--- start of EXCERPTED DATA ---
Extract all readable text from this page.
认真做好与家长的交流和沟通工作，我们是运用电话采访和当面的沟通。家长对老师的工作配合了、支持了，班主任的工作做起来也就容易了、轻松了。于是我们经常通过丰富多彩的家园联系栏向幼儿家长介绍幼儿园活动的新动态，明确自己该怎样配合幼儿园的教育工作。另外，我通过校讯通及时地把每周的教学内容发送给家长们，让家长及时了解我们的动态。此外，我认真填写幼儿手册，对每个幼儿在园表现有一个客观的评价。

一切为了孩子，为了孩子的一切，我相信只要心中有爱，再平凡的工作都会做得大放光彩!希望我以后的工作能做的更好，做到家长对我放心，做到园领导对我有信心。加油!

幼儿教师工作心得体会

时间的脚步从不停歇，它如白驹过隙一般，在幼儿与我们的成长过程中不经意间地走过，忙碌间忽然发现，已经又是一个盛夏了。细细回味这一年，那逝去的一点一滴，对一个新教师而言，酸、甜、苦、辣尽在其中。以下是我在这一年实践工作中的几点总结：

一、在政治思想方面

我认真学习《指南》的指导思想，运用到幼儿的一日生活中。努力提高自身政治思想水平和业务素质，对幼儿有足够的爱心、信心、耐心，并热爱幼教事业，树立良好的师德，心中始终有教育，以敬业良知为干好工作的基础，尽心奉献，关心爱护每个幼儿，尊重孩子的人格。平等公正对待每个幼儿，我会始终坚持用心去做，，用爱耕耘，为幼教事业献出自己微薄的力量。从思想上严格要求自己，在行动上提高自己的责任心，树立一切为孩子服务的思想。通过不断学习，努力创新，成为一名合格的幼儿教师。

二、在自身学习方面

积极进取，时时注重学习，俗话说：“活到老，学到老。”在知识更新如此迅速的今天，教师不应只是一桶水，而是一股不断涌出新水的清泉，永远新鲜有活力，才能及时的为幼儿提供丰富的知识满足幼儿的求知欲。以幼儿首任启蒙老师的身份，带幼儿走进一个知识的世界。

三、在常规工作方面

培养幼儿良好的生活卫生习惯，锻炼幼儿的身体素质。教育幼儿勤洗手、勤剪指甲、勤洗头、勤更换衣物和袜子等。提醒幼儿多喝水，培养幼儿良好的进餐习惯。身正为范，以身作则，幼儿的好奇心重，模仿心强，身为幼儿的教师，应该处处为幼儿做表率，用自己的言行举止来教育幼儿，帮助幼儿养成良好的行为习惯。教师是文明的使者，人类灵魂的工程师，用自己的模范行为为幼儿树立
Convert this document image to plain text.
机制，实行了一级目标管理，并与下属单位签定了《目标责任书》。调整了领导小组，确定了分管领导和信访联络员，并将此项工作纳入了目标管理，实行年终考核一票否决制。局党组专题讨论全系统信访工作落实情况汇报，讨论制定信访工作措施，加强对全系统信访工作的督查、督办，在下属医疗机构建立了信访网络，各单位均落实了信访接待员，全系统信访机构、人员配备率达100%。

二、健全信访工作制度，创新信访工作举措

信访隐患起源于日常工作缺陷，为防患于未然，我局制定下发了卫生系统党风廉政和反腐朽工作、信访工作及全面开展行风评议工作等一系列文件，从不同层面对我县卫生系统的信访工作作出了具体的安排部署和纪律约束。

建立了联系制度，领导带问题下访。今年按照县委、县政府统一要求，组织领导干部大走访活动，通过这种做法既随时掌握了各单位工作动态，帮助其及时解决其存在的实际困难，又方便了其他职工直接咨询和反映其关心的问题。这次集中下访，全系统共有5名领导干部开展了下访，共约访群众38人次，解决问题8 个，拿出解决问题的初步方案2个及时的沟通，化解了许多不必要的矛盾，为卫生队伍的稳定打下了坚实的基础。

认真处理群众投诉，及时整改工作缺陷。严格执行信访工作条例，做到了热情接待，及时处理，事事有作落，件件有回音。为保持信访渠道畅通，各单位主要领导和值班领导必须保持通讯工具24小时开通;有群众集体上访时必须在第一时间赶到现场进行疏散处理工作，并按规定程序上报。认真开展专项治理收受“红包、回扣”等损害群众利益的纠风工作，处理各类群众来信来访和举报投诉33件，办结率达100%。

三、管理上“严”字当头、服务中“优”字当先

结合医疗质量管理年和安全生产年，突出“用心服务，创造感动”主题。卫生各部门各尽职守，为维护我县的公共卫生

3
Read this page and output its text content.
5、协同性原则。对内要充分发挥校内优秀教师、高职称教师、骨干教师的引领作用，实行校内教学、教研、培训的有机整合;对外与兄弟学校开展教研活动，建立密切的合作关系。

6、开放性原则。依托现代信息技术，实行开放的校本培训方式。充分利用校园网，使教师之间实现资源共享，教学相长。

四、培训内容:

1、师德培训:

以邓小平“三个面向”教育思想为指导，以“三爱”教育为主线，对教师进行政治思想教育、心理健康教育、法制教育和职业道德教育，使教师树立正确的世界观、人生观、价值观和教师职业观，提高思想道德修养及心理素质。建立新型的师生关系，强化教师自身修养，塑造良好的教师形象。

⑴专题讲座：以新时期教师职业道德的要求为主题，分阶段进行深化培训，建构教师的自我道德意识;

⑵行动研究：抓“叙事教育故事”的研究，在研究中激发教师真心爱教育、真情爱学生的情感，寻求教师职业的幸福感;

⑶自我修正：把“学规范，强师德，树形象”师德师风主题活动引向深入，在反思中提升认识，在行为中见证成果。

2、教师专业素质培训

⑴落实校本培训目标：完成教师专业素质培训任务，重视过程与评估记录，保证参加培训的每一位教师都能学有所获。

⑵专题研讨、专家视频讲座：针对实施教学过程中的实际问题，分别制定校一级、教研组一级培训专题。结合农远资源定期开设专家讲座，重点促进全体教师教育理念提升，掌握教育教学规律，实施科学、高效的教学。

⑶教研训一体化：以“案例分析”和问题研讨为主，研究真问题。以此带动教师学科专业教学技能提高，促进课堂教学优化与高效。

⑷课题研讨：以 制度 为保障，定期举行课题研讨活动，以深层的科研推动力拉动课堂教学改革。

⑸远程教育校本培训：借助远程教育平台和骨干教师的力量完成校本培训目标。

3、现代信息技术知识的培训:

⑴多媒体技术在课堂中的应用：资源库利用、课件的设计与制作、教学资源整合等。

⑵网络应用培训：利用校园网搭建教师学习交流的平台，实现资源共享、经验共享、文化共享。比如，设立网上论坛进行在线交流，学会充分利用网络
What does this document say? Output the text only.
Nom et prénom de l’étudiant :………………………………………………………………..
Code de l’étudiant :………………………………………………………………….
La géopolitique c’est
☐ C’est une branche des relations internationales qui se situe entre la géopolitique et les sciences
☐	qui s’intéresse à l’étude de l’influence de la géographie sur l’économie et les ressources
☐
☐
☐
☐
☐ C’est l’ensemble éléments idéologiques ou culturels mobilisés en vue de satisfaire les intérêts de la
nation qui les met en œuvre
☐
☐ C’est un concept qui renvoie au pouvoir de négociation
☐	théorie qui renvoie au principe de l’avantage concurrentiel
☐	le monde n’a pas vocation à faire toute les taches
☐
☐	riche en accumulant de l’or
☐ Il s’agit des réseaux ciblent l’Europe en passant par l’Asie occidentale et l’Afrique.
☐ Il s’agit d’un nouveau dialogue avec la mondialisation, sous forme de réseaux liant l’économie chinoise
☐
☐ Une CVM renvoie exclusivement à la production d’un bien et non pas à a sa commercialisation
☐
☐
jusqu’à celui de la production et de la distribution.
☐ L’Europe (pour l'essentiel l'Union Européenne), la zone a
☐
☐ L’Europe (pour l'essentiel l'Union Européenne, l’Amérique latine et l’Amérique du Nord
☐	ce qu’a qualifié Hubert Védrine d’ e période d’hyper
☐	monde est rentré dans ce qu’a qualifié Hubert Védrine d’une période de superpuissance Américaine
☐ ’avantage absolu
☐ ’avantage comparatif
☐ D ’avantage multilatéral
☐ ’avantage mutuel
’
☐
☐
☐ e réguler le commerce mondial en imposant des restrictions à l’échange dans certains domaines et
--- end of EXCERPTED DATA ---
● SET EXERCISE: Filter out all lines lacking the word "Hubert" and copy the rest.

● WORKED ANSWER:
☐	ce qu’a qualifié Hubert Védrine d’ e période d’hyper
☐	monde est rentré dans ce qu’a qualifié Hubert Védrine d’une période de superpuissance Américaine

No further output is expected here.